WRITTEN INSTRUCTION:
Extract from the listing each line in which the word "diameter" appears.

┄┄┄┄┄┄┄┄┄┄┄┄┄┄┄┄┄┄┄┄

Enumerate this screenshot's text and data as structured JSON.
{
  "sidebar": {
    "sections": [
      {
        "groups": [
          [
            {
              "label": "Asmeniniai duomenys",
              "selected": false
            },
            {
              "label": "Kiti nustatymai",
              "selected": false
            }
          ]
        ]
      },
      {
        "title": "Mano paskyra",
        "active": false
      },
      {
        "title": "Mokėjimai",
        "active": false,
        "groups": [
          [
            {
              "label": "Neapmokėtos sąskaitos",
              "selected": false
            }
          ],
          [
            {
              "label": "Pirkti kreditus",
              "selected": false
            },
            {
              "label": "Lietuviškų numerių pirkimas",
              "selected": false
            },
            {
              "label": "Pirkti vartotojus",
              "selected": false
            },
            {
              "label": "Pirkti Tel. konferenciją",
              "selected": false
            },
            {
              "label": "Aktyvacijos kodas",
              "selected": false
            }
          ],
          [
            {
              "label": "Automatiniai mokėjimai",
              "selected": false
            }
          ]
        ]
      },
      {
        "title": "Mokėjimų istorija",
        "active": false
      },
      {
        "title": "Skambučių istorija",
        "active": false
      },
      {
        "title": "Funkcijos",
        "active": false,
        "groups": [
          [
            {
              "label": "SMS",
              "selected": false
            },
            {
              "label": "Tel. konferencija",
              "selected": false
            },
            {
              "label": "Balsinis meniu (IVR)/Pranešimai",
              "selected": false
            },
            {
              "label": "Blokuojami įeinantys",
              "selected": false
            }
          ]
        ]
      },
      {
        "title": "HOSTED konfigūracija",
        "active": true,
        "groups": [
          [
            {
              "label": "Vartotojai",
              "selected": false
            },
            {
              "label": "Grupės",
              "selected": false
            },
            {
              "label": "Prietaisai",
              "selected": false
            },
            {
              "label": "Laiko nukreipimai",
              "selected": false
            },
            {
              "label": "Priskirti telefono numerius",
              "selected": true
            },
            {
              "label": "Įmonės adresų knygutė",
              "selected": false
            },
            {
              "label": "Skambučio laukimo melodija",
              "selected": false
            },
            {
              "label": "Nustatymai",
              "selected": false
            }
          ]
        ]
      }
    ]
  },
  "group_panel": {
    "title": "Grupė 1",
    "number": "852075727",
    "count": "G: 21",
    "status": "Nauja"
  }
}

┄┄┄┄┄┄┄┄┄┄┄┄┄┄┄┄┄┄┄┄

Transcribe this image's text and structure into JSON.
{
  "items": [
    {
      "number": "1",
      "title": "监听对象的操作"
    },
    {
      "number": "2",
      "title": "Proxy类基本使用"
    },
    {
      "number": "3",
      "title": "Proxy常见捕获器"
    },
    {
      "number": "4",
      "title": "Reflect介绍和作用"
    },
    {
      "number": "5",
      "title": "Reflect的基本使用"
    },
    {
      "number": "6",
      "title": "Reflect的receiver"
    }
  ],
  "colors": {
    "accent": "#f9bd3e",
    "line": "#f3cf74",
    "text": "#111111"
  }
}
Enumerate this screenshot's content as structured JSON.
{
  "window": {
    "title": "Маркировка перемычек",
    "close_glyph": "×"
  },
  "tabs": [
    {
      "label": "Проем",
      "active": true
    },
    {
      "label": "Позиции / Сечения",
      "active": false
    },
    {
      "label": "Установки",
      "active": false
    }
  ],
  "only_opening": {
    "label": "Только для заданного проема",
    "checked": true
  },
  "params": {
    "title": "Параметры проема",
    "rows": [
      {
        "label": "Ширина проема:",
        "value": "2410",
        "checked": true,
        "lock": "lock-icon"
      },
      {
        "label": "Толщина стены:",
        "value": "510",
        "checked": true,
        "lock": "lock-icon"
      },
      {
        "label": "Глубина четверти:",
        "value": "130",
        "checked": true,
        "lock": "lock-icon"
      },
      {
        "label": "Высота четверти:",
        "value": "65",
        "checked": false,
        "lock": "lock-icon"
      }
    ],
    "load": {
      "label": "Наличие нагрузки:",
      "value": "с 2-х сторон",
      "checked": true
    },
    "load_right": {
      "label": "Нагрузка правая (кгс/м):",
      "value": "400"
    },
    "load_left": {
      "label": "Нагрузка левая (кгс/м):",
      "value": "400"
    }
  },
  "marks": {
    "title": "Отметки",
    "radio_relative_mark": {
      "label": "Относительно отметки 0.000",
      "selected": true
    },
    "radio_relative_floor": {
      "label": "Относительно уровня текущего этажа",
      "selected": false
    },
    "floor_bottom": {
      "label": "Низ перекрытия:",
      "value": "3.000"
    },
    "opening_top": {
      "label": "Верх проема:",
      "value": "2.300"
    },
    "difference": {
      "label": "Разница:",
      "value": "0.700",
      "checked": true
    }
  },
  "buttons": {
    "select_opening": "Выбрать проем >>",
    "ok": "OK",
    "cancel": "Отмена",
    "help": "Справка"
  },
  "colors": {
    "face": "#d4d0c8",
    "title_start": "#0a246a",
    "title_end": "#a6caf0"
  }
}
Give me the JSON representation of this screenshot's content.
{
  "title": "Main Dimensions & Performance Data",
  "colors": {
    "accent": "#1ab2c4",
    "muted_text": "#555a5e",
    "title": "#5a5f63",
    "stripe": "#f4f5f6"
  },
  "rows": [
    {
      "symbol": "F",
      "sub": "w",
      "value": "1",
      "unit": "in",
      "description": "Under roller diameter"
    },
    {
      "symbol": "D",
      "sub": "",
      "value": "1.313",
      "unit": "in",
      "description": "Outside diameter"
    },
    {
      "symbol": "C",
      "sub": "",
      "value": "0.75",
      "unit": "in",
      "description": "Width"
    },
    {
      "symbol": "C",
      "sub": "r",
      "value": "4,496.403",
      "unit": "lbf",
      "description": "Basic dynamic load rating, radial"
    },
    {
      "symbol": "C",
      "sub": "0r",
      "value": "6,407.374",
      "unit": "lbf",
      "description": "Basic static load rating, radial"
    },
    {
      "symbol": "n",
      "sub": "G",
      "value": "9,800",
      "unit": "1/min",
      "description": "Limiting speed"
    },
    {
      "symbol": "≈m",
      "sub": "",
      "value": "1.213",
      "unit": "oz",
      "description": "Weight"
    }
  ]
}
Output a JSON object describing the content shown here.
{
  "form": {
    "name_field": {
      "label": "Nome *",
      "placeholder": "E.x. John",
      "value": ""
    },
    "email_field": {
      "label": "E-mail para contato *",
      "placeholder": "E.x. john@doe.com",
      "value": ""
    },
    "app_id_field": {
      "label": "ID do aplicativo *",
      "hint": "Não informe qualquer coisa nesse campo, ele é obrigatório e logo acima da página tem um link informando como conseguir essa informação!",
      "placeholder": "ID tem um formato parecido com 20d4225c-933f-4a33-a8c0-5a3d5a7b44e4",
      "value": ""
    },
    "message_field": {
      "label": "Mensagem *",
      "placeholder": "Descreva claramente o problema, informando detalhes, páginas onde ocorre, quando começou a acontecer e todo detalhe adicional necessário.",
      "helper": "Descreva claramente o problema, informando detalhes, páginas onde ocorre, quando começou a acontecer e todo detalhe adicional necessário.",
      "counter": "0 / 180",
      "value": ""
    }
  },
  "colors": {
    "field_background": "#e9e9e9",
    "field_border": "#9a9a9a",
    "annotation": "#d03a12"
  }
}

┄┄┄┄┄┄┄┄┄┄┄┄┄┄┄┄┄┄┄┄

TASK SOLUTION:
      "description": "Under roller diameter"
      "description": "Outside diameter"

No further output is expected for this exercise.